_REQUIREMENTS_.
Return every line below in which "data" appears.

## Start RAW RECORDS

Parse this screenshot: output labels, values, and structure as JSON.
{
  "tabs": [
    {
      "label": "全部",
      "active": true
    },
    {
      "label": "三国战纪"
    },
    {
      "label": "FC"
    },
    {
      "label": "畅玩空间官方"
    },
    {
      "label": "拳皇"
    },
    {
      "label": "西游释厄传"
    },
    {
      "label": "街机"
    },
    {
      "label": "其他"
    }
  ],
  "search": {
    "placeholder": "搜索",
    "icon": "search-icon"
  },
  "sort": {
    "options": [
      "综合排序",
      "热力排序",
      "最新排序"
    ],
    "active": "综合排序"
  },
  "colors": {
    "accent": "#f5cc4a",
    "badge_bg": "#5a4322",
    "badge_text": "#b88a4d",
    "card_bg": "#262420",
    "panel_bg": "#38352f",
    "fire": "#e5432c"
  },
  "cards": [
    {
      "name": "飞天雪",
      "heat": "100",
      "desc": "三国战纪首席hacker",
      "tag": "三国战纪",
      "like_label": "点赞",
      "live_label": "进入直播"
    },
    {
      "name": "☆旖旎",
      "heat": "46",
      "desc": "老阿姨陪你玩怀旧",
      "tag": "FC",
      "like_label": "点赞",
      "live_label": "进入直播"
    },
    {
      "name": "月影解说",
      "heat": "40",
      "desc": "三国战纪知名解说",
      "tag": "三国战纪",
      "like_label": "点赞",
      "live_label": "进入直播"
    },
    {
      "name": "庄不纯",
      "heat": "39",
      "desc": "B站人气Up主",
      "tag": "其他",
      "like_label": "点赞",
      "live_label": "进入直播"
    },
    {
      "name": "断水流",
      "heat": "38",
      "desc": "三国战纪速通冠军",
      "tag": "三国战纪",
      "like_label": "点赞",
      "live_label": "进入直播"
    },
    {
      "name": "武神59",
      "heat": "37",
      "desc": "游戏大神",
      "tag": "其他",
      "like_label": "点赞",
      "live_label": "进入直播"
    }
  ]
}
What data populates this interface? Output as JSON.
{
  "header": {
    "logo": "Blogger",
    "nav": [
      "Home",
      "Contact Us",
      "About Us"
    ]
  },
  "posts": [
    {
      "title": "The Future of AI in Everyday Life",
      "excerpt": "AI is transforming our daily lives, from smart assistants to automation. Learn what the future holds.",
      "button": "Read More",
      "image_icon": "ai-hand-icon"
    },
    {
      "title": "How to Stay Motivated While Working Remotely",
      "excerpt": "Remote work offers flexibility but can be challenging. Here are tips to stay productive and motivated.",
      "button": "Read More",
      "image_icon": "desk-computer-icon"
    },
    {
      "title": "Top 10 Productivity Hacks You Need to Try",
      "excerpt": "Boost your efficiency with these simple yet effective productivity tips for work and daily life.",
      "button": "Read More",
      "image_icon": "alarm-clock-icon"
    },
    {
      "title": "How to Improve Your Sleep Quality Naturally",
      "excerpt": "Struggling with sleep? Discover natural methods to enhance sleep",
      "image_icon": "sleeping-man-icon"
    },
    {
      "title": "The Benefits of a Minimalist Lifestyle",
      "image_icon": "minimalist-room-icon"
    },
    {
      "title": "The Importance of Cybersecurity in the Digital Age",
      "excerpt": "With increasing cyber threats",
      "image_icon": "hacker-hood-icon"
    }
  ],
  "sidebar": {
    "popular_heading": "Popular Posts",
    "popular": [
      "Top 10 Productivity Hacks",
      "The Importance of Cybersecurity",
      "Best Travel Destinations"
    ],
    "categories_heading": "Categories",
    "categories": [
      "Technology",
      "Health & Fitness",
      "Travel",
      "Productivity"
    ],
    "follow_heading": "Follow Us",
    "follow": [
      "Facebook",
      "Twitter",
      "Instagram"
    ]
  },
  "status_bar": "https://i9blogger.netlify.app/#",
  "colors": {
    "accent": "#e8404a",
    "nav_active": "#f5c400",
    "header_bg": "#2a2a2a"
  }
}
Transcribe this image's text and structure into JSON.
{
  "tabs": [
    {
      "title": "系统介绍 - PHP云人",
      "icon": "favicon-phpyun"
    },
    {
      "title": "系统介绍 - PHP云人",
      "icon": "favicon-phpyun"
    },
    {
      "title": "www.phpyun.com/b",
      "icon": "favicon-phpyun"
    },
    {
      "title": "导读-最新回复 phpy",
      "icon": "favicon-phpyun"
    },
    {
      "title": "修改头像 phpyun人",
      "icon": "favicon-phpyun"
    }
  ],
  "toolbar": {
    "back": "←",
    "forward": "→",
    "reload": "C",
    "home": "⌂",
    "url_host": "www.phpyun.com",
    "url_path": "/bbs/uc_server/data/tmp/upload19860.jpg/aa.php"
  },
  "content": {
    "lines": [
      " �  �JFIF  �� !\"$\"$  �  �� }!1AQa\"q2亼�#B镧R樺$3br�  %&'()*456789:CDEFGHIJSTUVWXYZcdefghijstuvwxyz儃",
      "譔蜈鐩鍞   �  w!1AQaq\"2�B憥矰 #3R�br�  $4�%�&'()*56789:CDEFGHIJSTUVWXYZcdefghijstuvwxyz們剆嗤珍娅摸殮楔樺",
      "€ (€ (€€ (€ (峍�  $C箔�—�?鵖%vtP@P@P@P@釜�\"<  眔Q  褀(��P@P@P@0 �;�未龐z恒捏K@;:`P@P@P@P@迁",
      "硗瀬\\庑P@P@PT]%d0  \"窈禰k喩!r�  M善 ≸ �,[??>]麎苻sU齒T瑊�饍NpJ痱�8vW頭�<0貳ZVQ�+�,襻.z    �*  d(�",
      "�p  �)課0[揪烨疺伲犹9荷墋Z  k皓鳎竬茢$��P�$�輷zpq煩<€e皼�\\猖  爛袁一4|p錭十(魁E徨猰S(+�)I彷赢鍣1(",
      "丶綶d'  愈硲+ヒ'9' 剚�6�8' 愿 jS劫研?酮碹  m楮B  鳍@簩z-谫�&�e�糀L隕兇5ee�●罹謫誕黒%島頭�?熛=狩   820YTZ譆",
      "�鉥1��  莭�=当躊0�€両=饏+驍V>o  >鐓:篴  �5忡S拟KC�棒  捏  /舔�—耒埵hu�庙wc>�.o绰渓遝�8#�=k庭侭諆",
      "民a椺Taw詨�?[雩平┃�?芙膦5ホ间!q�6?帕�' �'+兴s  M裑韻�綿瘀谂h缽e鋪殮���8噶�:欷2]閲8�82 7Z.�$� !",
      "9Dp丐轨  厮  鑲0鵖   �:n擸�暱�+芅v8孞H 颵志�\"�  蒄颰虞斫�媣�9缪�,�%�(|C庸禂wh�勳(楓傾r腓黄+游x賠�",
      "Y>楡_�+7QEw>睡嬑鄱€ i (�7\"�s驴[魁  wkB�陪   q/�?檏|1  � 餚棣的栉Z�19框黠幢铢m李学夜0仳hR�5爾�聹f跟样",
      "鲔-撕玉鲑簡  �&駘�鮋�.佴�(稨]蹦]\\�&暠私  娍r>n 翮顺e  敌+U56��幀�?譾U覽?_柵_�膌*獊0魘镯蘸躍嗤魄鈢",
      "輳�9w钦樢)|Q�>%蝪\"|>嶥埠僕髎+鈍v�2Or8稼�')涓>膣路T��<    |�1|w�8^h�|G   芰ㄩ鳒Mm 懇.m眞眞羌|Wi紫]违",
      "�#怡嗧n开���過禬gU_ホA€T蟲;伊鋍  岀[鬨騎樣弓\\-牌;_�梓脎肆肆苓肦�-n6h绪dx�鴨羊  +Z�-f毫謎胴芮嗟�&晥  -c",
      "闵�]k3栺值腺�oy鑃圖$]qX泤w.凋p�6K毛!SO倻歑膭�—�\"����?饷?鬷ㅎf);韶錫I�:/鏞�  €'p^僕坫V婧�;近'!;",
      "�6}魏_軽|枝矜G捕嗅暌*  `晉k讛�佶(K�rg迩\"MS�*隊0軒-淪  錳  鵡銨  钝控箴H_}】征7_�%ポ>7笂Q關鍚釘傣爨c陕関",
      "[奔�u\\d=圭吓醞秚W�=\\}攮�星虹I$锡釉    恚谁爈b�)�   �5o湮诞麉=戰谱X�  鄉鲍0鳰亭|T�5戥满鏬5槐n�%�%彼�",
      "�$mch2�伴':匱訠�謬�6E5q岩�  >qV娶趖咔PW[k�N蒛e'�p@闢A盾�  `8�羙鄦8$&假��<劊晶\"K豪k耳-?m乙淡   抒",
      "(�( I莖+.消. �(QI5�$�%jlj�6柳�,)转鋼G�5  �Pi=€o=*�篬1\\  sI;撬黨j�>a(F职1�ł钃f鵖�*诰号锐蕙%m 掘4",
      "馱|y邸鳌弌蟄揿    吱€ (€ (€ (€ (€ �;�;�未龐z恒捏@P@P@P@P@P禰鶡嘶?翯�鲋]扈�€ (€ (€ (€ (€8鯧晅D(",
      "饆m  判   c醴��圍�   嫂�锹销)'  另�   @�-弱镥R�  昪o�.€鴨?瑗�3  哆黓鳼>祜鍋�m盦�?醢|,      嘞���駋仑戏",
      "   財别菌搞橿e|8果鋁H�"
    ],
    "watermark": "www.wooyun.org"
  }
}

## End RAW RECORDS

_RESULT_.
What data populates this interface? Output as JSON.
    "url_path": "/bbs/uc_server/data/tmp/upload19860.jpg/aa.php"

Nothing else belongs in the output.